▶ _Work instructions_: Look below and pull out each line with the word "CAMPION".

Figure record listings
================================
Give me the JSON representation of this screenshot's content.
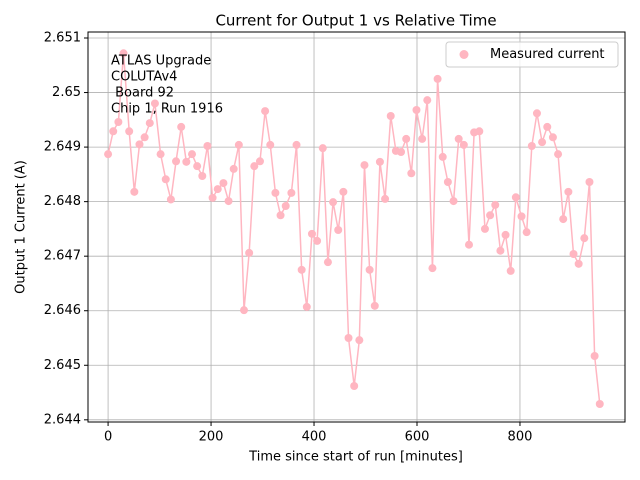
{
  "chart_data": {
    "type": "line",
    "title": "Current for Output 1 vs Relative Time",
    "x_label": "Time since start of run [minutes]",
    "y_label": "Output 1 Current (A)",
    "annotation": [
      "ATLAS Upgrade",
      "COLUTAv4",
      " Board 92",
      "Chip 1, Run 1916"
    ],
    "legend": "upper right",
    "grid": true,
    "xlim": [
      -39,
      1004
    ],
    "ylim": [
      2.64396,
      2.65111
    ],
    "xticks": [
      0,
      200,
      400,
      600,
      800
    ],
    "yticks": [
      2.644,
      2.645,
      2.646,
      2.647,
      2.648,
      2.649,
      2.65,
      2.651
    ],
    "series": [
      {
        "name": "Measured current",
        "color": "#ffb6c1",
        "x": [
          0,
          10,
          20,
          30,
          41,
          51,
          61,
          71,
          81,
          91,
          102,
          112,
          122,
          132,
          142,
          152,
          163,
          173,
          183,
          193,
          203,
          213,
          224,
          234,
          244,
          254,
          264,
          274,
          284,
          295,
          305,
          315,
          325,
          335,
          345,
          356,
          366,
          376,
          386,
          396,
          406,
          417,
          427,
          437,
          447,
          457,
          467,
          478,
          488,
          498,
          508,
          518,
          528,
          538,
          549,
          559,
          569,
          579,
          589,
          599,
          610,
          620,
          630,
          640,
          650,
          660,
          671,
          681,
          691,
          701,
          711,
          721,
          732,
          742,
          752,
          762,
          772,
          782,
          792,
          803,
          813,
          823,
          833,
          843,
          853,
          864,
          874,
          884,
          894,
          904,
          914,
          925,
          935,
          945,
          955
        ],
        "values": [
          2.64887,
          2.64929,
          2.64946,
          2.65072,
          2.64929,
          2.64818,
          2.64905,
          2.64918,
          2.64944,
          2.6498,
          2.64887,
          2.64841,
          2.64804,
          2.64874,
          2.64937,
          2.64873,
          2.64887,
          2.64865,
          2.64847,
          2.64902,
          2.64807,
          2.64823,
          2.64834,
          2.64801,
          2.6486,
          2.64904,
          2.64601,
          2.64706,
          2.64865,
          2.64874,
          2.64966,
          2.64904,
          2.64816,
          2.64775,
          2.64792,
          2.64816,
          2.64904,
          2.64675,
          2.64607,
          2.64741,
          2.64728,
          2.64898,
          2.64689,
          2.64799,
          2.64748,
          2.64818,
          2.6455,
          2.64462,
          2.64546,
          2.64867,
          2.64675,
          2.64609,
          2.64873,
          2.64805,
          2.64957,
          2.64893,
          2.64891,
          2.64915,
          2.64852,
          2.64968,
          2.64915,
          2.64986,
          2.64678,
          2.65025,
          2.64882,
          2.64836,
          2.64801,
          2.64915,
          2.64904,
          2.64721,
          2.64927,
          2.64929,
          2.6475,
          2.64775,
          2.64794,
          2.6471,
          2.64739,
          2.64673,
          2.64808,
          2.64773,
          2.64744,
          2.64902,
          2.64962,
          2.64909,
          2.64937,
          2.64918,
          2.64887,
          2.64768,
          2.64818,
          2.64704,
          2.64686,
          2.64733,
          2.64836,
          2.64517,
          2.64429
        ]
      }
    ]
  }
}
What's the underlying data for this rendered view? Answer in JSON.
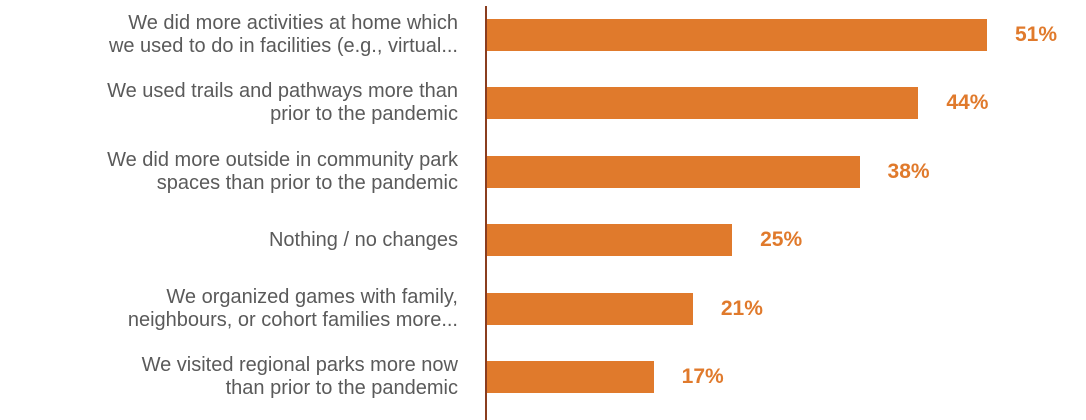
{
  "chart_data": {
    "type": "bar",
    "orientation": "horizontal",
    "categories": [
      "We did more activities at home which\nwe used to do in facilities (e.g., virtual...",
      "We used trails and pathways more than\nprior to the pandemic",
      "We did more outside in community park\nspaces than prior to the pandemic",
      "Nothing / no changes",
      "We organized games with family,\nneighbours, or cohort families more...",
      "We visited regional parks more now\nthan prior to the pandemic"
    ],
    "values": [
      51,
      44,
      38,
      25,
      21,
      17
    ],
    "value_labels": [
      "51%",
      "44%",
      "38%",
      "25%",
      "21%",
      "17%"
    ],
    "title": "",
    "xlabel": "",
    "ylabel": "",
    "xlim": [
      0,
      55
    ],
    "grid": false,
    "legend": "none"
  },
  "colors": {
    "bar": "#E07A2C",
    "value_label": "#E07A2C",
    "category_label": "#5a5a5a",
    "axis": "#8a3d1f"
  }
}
================================
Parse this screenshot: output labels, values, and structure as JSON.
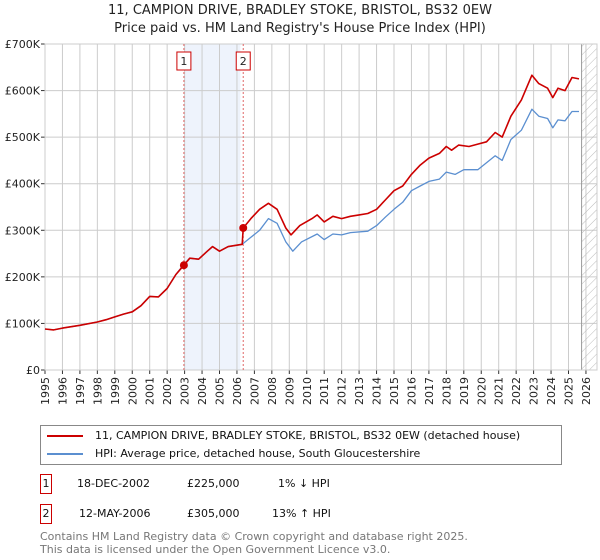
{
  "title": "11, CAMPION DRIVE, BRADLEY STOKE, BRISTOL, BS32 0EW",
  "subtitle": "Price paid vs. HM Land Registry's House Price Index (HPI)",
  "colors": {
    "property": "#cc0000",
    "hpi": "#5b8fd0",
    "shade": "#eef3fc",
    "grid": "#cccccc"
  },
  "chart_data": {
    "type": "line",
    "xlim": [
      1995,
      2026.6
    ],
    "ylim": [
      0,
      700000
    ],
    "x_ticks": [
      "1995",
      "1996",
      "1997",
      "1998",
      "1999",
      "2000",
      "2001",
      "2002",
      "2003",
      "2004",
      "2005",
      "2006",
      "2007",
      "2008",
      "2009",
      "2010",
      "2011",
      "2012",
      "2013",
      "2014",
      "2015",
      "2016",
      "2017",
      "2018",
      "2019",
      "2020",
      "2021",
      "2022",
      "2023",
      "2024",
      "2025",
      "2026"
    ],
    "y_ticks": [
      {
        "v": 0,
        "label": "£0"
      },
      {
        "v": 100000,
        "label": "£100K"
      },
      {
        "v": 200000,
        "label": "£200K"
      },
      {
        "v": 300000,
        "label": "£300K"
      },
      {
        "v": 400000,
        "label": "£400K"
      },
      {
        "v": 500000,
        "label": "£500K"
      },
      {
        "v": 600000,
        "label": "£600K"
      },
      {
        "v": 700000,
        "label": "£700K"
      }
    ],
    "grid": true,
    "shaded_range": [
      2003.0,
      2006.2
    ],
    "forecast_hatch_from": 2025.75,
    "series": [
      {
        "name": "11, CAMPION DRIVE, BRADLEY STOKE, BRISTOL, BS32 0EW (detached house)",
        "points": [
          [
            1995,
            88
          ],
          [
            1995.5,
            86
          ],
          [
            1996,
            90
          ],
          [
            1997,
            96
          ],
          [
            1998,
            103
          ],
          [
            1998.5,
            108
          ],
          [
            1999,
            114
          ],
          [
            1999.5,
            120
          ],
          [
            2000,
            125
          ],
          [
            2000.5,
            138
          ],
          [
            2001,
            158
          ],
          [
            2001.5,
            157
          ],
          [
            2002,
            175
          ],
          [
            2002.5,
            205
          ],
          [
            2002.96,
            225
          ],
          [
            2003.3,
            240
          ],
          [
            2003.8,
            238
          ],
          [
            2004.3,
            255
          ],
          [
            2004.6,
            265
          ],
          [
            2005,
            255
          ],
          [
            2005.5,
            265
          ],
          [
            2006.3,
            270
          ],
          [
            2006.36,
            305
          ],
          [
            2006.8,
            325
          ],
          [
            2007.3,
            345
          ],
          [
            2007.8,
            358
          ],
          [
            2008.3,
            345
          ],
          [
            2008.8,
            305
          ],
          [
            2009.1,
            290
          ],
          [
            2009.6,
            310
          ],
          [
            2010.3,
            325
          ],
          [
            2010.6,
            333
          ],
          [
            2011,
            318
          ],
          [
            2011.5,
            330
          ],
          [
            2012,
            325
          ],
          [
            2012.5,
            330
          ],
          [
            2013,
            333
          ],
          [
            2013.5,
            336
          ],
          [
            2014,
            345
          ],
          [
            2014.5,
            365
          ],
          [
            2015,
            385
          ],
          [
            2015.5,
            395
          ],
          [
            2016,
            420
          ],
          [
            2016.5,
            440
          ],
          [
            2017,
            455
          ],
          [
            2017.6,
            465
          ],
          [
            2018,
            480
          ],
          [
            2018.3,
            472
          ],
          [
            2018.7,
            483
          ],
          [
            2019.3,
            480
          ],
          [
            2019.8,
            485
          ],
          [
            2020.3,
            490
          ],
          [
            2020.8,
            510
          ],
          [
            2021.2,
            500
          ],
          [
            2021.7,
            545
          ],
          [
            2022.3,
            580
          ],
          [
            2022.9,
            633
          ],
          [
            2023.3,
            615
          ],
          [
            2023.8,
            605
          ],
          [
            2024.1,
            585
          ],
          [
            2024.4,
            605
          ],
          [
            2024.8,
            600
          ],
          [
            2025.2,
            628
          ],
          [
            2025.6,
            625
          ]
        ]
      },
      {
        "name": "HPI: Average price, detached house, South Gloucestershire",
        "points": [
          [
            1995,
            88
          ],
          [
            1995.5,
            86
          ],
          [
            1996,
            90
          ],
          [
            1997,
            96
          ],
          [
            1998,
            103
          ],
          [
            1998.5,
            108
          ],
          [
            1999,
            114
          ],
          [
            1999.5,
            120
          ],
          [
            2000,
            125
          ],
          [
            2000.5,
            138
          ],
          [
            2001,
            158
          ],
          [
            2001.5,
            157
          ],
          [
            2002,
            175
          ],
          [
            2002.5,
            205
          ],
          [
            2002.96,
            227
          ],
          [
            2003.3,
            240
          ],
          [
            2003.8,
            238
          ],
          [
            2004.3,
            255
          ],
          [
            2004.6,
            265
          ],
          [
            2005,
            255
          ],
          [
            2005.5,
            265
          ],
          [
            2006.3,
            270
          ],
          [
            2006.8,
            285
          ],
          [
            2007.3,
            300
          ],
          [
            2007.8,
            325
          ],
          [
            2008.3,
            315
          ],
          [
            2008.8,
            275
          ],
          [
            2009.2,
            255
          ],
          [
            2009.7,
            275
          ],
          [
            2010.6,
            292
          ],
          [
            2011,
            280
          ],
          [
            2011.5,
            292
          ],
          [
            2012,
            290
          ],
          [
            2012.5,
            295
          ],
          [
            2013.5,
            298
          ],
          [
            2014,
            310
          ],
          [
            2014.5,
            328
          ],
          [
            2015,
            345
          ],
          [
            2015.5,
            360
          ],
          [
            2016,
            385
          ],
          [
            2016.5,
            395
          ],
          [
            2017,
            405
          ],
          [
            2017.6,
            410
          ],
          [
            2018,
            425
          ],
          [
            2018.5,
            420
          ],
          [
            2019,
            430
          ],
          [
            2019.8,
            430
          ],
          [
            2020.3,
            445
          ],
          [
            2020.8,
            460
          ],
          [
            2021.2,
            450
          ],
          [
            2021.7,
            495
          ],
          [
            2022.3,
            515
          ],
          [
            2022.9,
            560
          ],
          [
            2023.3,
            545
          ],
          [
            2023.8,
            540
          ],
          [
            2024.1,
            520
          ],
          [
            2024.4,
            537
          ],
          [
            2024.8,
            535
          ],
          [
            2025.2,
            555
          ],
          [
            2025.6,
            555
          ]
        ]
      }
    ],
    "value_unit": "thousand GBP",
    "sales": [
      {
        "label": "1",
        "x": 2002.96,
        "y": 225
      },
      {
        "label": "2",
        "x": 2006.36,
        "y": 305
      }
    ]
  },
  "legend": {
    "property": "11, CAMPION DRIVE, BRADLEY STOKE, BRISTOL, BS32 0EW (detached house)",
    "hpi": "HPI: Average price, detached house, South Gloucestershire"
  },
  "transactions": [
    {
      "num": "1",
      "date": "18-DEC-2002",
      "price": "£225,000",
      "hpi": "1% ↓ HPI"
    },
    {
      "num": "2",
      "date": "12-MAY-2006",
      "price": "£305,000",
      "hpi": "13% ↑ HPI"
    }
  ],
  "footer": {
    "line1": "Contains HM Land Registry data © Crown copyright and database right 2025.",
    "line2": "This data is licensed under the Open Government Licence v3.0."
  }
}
================================
▶ _Full output_:
  "title": "11, CAMPION DRIVE, BRADLEY STOKE, BRISTOL, BS32 0EW",
        "name": "11, CAMPION DRIVE, BRADLEY STOKE, BRISTOL, BS32 0EW (detached house)",
    "property": "11, CAMPION DRIVE, BRADLEY STOKE, BRISTOL, BS32 0EW (detached house)",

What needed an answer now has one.